═══ Records for this exercise ═══

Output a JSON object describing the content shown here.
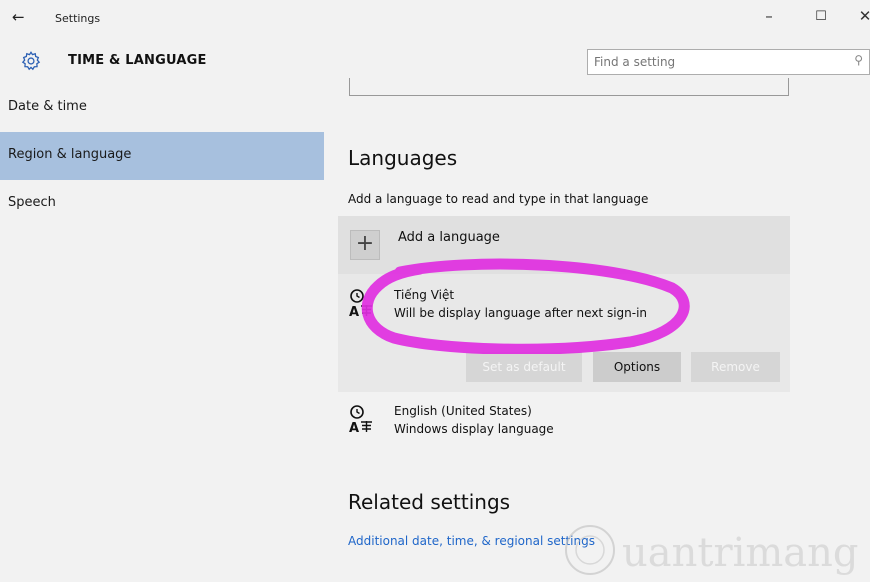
{
  "window": {
    "back_icon": "back-arrow-icon",
    "title": "Settings",
    "minimize": "–",
    "maximize": "☐",
    "close": "✕"
  },
  "header": {
    "icon": "gear-icon",
    "title": "TIME & LANGUAGE",
    "search_placeholder": "Find a setting",
    "search_icon": "search-icon"
  },
  "sidebar": {
    "items": [
      {
        "label": "Date & time",
        "selected": false
      },
      {
        "label": "Region & language",
        "selected": true
      },
      {
        "label": "Speech",
        "selected": false
      }
    ]
  },
  "languages": {
    "heading": "Languages",
    "description": "Add a language to read and type in that language",
    "add_label": "Add a language",
    "add_icon": "plus-icon",
    "installed": [
      {
        "name": "Tiếng Việt",
        "status": "Will be display language after next sign-in",
        "icon": "language-icon",
        "selected": true,
        "buttons": {
          "set_default": "Set as default",
          "options": "Options",
          "remove": "Remove"
        }
      },
      {
        "name": "English (United States)",
        "status": "Windows display language",
        "icon": "language-icon",
        "selected": false
      }
    ]
  },
  "related": {
    "heading": "Related settings",
    "link": "Additional date, time, & regional settings"
  },
  "annotation": {
    "highlight_color": "#e02ee0"
  },
  "colors": {
    "selected_nav": "#a7c0de",
    "link": "#1f66c9",
    "background": "#f2f2f2"
  }
}
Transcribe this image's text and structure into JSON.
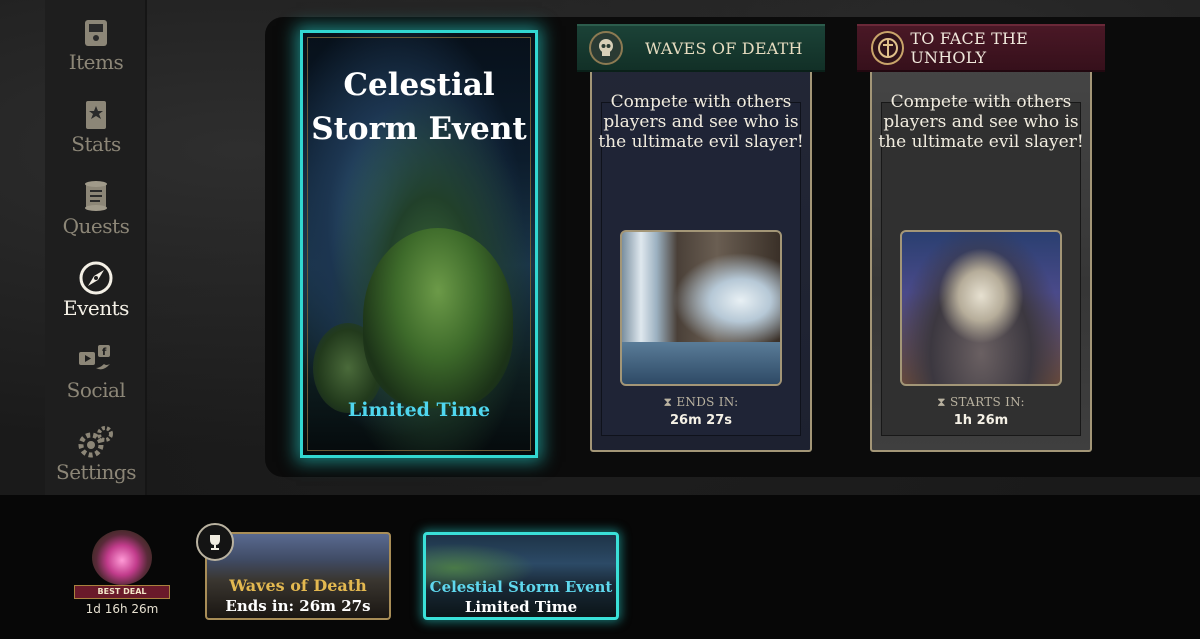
{
  "sidebar": {
    "items": [
      {
        "label": "Items",
        "icon": "items-icon"
      },
      {
        "label": "Stats",
        "icon": "stats-icon"
      },
      {
        "label": "Quests",
        "icon": "quests-icon"
      },
      {
        "label": "Events",
        "icon": "compass-icon",
        "active": true
      },
      {
        "label": "Social",
        "icon": "social-icon"
      },
      {
        "label": "Settings",
        "icon": "gear-icon"
      }
    ]
  },
  "featured_event": {
    "title": "Celestial Storm Event",
    "footer": "Limited Time"
  },
  "events": [
    {
      "name": "WAVES OF DEATH",
      "emblem": "skull-icon",
      "description": "Compete with others players and see who is the ultimate evil slayer!",
      "timer_label": "ENDS IN:",
      "timer_value": "26m 27s",
      "timer_icon": "hourglass-icon"
    },
    {
      "name": "TO FACE THE UNHOLY",
      "emblem": "sword-emblem-icon",
      "description": "Compete with others players and see who is the ultimate evil slayer!",
      "timer_label": "STARTS IN:",
      "timer_value": "1h 26m",
      "timer_icon": "hourglass-icon"
    }
  ],
  "bottom_bar": {
    "best_deal": {
      "label": "BEST DEAL",
      "time": "1d 16h 26m"
    },
    "tiles": [
      {
        "title": "Waves of Death",
        "subtitle": "Ends in: 26m 27s"
      },
      {
        "title": "Celestial Storm Event",
        "subtitle": "Limited Time"
      }
    ]
  },
  "colors": {
    "accent_cyan": "#32d7d1",
    "gold_border": "#a39677",
    "ribbon_green": "#1b4237",
    "ribbon_red": "#4a1826"
  }
}
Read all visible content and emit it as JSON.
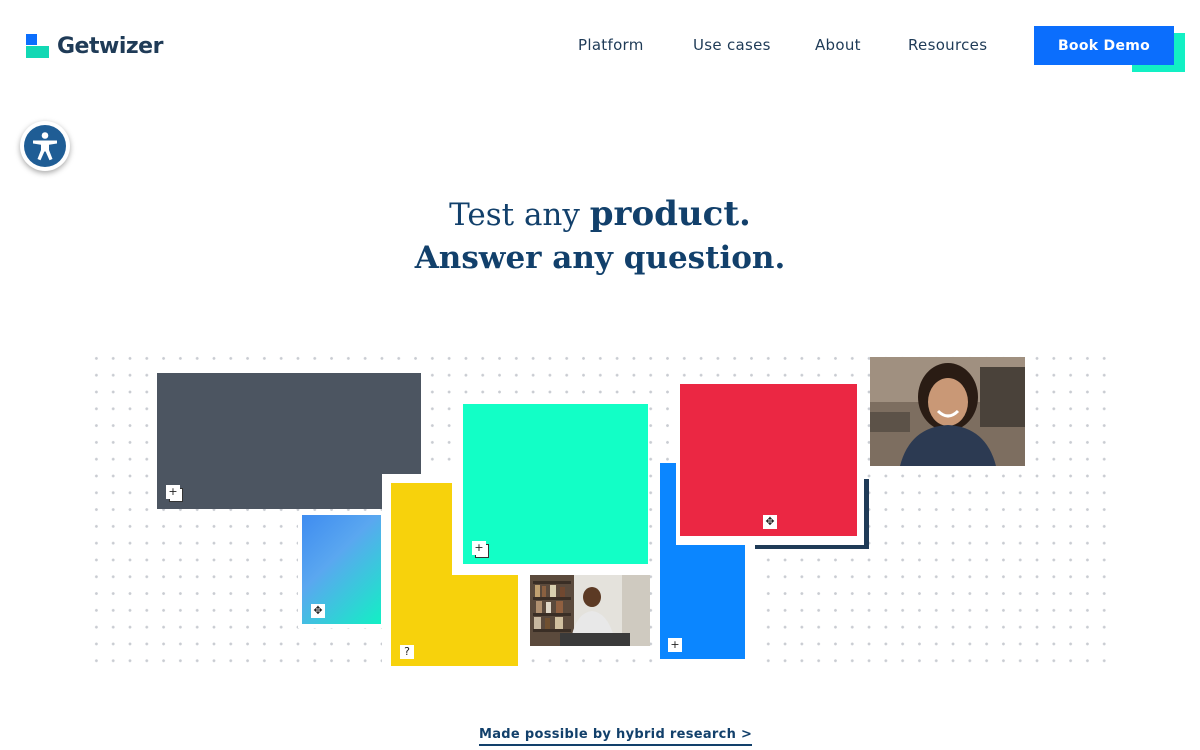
{
  "brand": {
    "name": "Getwizer"
  },
  "nav": {
    "items": [
      {
        "label": "Platform"
      },
      {
        "label": "Use cases"
      },
      {
        "label": "About"
      },
      {
        "label": "Resources"
      }
    ],
    "cta_label": "Book Demo"
  },
  "accessibility": {
    "icon": "accessibility-icon"
  },
  "hero": {
    "line1_prefix": "Test any ",
    "line1_emphasis": "product.",
    "line2": "Answer any question."
  },
  "collage": {
    "colors": {
      "slate": "#4c5561",
      "aqua": "#12ffc6",
      "red": "#eb2743",
      "blue": "#0b86ff",
      "yellow": "#f7d20c",
      "navy": "#1f3b57"
    },
    "badges": [
      "plus",
      "plus",
      "move",
      "move",
      "question",
      "plus"
    ]
  },
  "footer_cta": {
    "label": "Made possible by hybrid research >"
  }
}
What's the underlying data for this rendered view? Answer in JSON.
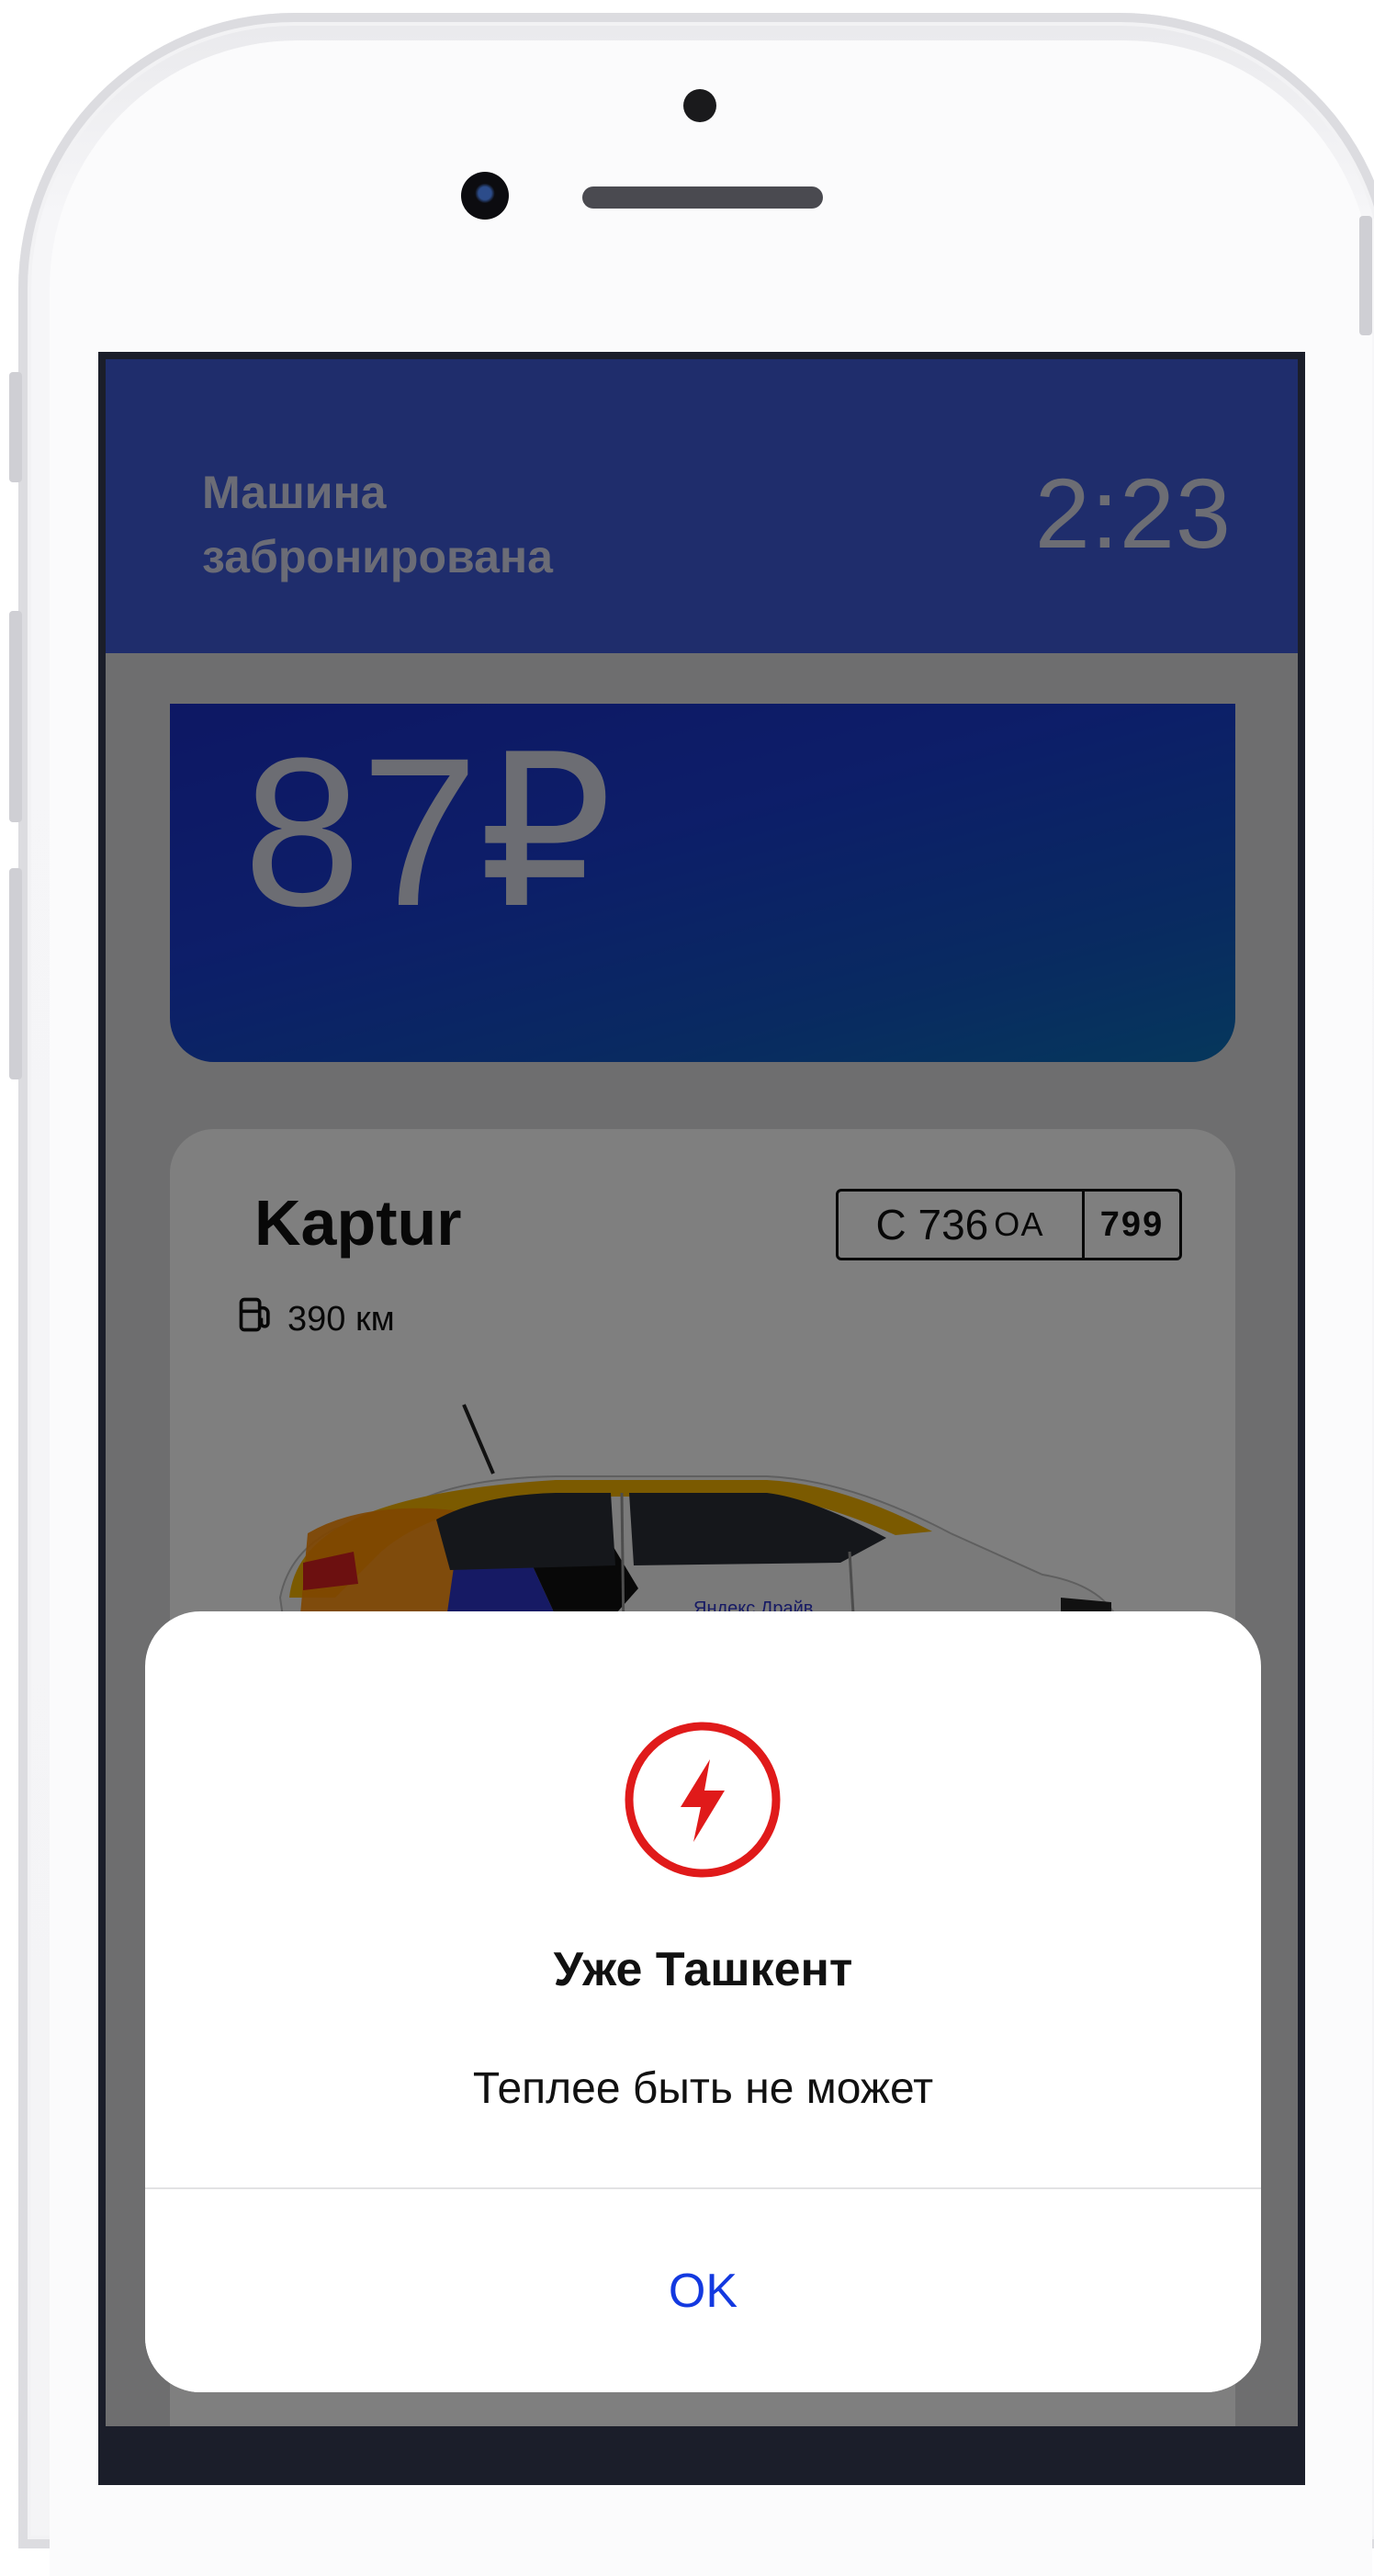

═══

• Problem requirements: Your task is to collect every line above that contains the word "display".

• The output:
        "status": "Will be display language after next sign-in",
        "status": "Windows display language",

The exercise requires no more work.